◆ INPUT MATERIAL:
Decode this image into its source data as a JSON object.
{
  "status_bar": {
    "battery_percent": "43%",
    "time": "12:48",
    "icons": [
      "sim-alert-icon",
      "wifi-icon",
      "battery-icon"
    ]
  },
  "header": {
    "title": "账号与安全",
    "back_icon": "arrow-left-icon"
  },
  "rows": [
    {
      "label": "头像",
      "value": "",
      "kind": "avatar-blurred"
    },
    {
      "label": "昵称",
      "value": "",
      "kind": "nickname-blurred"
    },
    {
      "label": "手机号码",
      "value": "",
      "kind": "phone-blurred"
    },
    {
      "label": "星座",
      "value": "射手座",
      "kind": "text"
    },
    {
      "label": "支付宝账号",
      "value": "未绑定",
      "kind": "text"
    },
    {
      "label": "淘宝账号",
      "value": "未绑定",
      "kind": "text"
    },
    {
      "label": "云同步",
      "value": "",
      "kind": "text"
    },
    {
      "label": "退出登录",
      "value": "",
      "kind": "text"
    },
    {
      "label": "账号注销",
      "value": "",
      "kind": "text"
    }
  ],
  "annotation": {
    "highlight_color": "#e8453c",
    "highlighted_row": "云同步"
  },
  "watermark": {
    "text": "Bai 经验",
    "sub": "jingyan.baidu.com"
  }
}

◆ INSTRUCTIONS FOR THE TASK: Transcribe the records above exactly as they appear.

◆ RESULT OF THE EXERCISE:
Decode this image into its source data as a JSON object.
{
  "status_bar": {
    "battery_percent": "43%",
    "time": "12:48",
    "icons": [
      "sim-alert-icon",
      "wifi-icon",
      "battery-icon"
    ]
  },
  "header": {
    "title": "账号与安全",
    "back_icon": "arrow-left-icon"
  },
  "rows": [
    {
      "label": "头像",
      "value": "",
      "kind": "avatar-blurred"
    },
    {
      "label": "昵称",
      "value": "",
      "kind": "nickname-blurred"
    },
    {
      "label": "手机号码",
      "value": "",
      "kind": "phone-blurred"
    },
    {
      "label": "星座",
      "value": "射手座",
      "kind": "text"
    },
    {
      "label": "支付宝账号",
      "value": "未绑定",
      "kind": "text"
    },
    {
      "label": "淘宝账号",
      "value": "未绑定",
      "kind": "text"
    },
    {
      "label": "云同步",
      "value": "",
      "kind": "text"
    },
    {
      "label": "退出登录",
      "value": "",
      "kind": "text"
    },
    {
      "label": "账号注销",
      "value": "",
      "kind": "text"
    }
  ],
  "annotation": {
    "highlight_color": "#e8453c",
    "highlighted_row": "云同步"
  },
  "watermark": {
    "text": "Bai 经验",
    "sub": "jingyan.baidu.com"
  }
}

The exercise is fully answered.